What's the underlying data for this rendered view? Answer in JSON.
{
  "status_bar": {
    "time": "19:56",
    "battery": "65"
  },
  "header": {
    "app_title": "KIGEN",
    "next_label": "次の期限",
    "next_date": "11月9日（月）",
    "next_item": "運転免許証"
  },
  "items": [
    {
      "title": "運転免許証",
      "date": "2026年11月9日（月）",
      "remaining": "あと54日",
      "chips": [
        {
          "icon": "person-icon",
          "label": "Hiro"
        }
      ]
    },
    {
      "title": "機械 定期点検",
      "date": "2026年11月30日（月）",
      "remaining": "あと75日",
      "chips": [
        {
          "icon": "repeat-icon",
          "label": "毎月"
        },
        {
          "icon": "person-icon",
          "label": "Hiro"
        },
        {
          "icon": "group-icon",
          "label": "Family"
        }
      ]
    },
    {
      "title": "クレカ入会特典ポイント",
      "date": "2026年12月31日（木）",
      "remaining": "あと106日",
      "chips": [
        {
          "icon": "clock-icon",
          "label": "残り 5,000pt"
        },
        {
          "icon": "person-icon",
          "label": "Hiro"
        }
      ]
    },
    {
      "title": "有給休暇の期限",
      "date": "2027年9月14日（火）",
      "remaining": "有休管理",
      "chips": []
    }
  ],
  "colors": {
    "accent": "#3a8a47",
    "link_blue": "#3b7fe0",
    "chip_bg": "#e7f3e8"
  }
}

==================================================

**Goal of the exercise:** Give back the whole listing, word for word.

**Exercise output:**
What's the underlying data for this rendered view? Answer in JSON.
{
  "status_bar": {
    "time": "19:56",
    "battery": "65"
  },
  "header": {
    "app_title": "KIGEN",
    "next_label": "次の期限",
    "next_date": "11月9日（月）",
    "next_item": "運転免許証"
  },
  "items": [
    {
      "title": "運転免許証",
      "date": "2026年11月9日（月）",
      "remaining": "あと54日",
      "chips": [
        {
          "icon": "person-icon",
          "label": "Hiro"
        }
      ]
    },
    {
      "title": "機械 定期点検",
      "date": "2026年11月30日（月）",
      "remaining": "あと75日",
      "chips": [
        {
          "icon": "repeat-icon",
          "label": "毎月"
        },
        {
          "icon": "person-icon",
          "label": "Hiro"
        },
        {
          "icon": "group-icon",
          "label": "Family"
        }
      ]
    },
    {
      "title": "クレカ入会特典ポイント",
      "date": "2026年12月31日（木）",
      "remaining": "あと106日",
      "chips": [
        {
          "icon": "clock-icon",
          "label": "残り 5,000pt"
        },
        {
          "icon": "person-icon",
          "label": "Hiro"
        }
      ]
    },
    {
      "title": "有給休暇の期限",
      "date": "2027年9月14日（火）",
      "remaining": "有休管理",
      "chips": []
    }
  ],
  "colors": {
    "accent": "#3a8a47",
    "link_blue": "#3b7fe0",
    "chip_bg": "#e7f3e8"
  }
}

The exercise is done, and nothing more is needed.